── GIVEN RECORDS ──

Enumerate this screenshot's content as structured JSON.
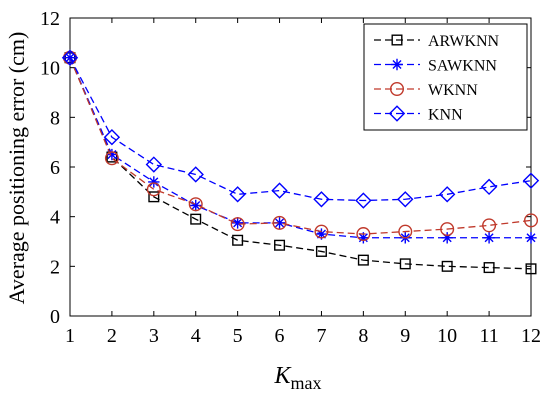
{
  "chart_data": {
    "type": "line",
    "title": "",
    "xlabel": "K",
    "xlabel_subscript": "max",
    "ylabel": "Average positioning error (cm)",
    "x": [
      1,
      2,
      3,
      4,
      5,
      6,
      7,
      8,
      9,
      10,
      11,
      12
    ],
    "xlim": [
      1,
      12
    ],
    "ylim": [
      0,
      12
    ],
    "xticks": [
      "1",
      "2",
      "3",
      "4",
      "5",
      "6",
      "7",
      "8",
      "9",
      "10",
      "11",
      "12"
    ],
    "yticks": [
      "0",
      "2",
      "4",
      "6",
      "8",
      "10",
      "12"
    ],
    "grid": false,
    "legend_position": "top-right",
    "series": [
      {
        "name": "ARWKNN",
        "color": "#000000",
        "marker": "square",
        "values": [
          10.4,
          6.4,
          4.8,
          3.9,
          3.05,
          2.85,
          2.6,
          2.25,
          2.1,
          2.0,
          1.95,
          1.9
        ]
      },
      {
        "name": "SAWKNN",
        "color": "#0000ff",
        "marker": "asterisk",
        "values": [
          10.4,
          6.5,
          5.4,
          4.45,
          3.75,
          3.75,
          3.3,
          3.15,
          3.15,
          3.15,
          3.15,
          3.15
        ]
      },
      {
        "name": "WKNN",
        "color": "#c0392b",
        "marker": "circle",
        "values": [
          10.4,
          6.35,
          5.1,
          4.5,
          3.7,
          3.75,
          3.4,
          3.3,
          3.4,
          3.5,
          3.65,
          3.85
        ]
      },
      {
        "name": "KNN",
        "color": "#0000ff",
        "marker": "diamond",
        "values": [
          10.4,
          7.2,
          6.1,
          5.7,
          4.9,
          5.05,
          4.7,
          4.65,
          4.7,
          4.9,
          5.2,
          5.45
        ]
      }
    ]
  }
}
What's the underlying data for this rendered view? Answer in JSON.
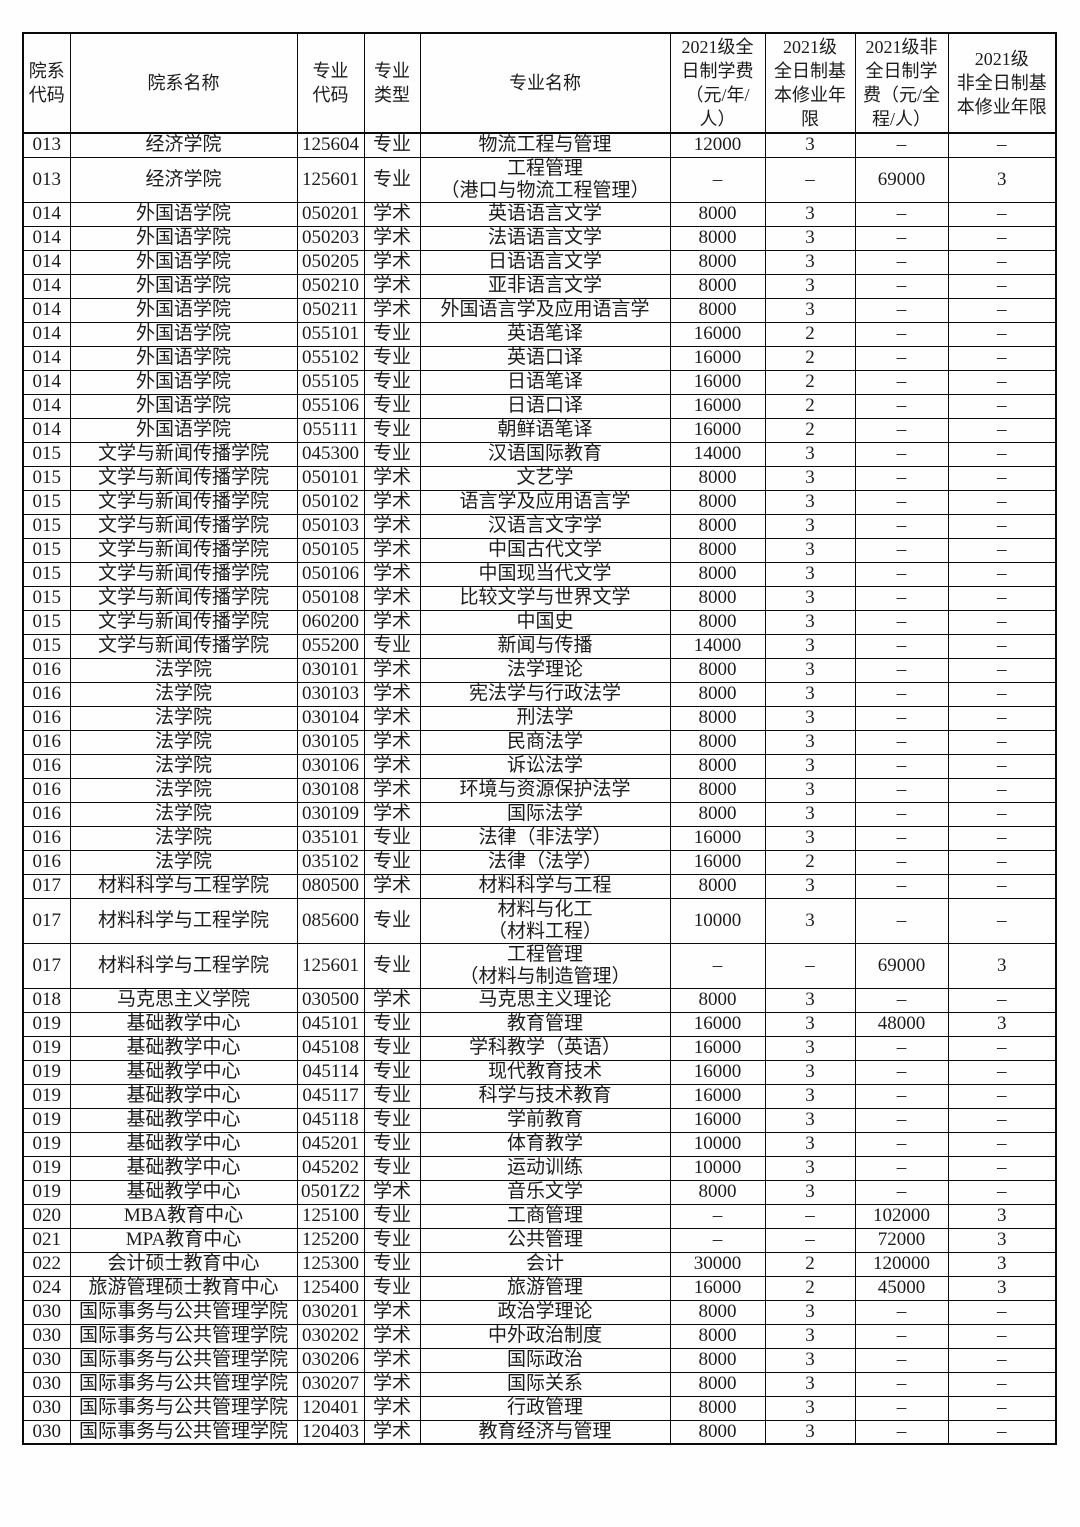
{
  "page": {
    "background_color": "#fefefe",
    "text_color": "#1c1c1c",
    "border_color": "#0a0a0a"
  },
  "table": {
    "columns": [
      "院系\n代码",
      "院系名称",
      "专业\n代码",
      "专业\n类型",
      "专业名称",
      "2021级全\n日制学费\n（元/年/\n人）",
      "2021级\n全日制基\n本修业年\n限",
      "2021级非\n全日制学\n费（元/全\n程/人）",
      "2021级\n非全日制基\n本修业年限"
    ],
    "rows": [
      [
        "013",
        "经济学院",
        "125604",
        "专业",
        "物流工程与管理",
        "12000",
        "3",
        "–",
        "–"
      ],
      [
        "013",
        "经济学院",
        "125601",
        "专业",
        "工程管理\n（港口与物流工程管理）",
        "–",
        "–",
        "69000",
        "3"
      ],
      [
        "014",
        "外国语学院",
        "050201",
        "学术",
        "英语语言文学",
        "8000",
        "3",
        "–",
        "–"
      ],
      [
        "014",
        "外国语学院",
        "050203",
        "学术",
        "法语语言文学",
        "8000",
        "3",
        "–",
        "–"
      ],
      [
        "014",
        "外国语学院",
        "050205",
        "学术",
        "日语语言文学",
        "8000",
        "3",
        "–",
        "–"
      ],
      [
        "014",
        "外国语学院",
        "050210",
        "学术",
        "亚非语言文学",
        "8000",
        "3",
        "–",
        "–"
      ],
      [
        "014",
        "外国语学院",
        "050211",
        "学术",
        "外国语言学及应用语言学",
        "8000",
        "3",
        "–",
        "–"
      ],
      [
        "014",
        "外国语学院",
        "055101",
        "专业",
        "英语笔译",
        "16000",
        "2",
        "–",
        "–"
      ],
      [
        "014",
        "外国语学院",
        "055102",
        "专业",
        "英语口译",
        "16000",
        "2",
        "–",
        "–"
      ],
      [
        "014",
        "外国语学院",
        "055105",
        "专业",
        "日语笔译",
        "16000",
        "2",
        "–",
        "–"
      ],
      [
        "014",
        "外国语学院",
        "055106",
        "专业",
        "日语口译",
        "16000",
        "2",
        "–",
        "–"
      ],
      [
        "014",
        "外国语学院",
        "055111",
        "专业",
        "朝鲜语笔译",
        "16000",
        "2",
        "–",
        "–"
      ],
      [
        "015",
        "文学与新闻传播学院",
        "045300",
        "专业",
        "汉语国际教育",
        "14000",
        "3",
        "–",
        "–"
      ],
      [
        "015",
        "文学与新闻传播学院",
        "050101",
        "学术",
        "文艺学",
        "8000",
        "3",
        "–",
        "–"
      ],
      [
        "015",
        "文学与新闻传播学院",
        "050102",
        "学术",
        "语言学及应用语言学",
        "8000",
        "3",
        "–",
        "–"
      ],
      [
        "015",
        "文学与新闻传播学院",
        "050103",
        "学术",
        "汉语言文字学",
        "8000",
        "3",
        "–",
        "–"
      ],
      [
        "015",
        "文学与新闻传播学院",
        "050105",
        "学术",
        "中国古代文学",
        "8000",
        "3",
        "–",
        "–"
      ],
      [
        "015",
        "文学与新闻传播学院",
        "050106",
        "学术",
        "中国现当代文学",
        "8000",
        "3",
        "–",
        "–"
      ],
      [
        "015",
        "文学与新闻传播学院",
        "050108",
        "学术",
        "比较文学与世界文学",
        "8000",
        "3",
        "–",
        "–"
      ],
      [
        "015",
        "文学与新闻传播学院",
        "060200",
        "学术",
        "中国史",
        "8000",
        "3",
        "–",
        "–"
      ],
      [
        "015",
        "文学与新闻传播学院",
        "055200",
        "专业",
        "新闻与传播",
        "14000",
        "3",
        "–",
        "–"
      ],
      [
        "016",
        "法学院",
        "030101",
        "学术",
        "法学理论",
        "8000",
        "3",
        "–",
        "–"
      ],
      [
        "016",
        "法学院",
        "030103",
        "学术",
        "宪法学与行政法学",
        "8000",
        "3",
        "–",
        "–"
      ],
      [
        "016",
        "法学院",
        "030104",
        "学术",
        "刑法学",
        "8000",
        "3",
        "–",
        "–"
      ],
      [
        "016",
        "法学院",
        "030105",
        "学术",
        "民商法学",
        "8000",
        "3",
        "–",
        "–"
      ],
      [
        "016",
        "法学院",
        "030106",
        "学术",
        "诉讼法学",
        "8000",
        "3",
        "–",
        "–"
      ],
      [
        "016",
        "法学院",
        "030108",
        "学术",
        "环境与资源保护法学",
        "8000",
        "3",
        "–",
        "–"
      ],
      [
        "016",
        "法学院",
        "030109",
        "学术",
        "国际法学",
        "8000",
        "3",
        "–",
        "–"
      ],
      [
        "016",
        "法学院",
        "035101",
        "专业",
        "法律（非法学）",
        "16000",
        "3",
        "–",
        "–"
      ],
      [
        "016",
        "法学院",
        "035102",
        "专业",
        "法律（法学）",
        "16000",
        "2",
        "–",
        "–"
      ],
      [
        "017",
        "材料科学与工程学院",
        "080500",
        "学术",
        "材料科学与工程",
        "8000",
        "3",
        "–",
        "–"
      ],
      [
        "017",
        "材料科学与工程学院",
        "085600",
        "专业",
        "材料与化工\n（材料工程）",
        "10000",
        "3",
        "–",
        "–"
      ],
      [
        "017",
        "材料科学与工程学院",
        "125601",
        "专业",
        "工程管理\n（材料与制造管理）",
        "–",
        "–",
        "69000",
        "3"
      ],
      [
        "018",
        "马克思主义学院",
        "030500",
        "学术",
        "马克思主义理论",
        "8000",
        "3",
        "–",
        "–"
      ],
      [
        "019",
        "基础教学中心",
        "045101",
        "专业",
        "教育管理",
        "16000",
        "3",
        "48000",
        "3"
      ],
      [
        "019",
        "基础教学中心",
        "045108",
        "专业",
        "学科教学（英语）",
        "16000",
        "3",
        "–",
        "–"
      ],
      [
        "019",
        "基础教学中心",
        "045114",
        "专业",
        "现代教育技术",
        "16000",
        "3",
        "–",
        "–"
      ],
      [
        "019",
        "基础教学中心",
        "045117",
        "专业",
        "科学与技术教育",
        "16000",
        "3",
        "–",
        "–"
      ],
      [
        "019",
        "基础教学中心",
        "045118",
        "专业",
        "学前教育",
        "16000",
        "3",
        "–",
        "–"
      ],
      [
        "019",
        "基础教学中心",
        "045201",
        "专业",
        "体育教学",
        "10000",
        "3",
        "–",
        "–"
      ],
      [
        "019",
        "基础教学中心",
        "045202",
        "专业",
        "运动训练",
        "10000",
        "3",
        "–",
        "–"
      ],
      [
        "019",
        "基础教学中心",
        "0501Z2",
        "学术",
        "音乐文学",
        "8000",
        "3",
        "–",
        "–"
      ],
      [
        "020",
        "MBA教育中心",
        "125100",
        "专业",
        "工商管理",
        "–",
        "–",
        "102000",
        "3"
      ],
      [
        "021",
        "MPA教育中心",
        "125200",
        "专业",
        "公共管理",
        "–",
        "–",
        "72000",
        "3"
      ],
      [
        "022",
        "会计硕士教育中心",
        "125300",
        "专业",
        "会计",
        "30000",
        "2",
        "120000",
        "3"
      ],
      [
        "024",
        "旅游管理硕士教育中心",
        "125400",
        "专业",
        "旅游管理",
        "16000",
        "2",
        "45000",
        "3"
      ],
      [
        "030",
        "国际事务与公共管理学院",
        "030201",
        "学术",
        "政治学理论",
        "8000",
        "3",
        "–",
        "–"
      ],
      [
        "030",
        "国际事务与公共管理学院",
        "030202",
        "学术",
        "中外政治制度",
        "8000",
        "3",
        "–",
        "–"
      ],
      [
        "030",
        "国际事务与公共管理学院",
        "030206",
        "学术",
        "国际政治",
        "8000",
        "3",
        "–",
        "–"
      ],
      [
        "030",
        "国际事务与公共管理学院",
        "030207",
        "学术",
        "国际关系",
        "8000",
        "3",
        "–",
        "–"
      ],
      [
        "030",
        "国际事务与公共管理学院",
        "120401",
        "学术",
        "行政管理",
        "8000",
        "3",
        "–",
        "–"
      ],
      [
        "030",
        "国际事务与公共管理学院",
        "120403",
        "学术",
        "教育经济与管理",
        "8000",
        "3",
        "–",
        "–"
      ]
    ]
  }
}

───
── GIVEN RECORDS ──

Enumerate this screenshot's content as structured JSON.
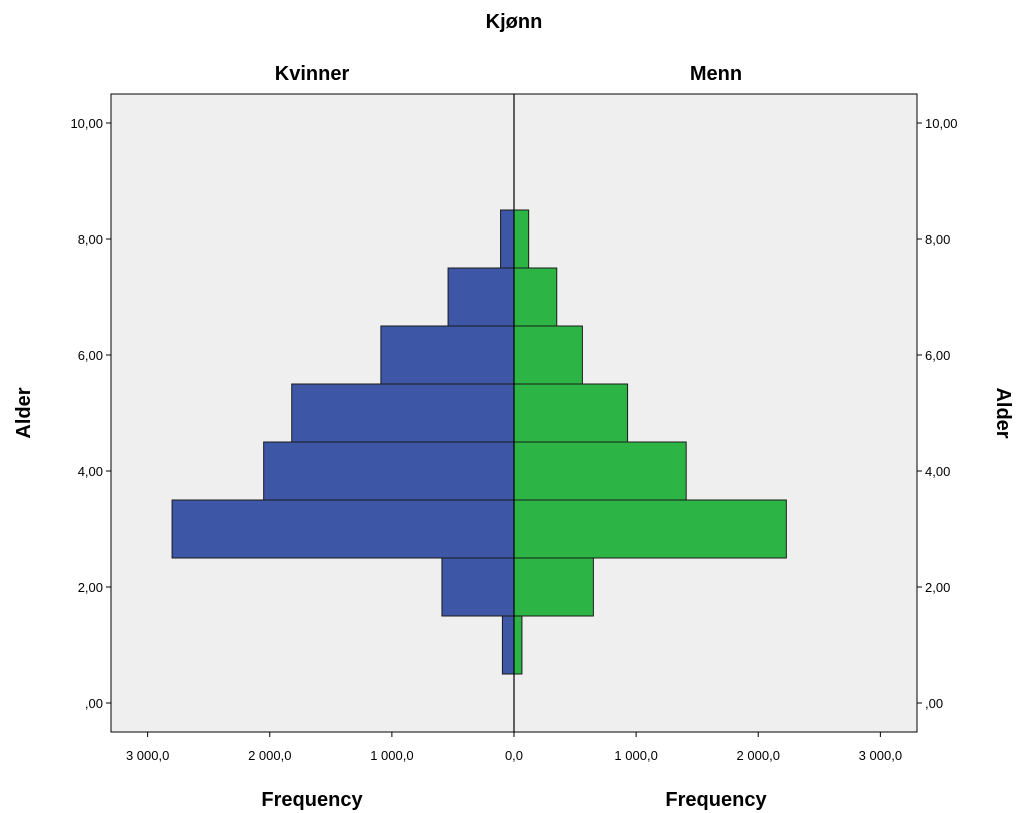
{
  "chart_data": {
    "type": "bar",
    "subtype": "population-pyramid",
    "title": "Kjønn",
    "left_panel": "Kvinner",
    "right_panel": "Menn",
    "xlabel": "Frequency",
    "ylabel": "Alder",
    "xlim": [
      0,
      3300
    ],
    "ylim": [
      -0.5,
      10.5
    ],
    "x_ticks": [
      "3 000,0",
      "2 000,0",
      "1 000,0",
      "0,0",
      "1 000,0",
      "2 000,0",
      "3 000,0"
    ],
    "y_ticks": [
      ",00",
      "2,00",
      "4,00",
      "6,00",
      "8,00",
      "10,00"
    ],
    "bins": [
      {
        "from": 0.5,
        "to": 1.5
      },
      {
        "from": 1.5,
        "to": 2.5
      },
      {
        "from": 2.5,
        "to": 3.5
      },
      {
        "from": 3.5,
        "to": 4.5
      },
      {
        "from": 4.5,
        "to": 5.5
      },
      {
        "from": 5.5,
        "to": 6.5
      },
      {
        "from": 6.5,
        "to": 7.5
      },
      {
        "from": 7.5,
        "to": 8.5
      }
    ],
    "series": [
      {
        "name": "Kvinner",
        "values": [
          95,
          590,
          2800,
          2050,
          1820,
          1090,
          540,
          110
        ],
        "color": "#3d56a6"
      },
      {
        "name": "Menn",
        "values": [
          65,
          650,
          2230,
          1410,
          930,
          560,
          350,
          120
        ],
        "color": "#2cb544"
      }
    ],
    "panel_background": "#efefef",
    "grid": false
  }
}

───
── GIVEN RECORDS ──

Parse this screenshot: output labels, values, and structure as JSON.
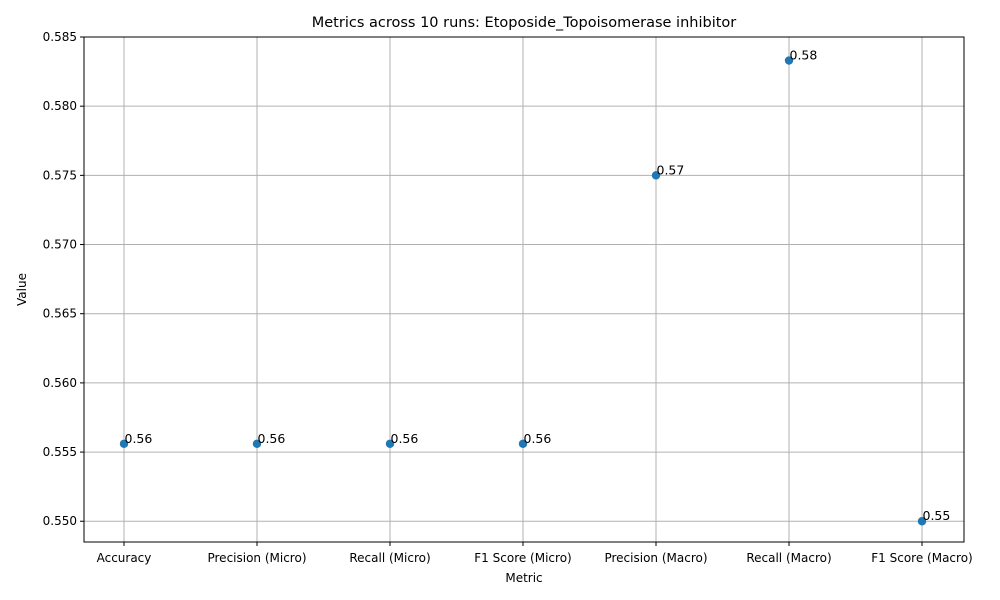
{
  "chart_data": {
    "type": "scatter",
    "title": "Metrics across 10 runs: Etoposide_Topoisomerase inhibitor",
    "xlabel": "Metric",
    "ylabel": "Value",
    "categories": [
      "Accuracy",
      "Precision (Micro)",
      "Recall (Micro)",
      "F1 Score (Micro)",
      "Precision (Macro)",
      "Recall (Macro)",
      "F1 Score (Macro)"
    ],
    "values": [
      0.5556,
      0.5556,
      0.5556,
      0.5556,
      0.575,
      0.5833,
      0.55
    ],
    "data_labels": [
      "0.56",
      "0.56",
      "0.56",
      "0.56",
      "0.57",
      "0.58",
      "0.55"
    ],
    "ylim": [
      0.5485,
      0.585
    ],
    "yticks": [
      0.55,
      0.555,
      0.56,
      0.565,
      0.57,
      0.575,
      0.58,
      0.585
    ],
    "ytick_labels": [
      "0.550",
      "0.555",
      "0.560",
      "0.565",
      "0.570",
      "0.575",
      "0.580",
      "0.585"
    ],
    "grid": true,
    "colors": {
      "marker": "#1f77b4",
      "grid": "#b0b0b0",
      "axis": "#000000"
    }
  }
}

───

TASK STATEMENT → Within the data above, pick out all lines holding the word "Micro".

EXERCISE RESULT →
      "Precision (Micro)",
      "Recall (Micro)",
      "F1 Score (Micro)",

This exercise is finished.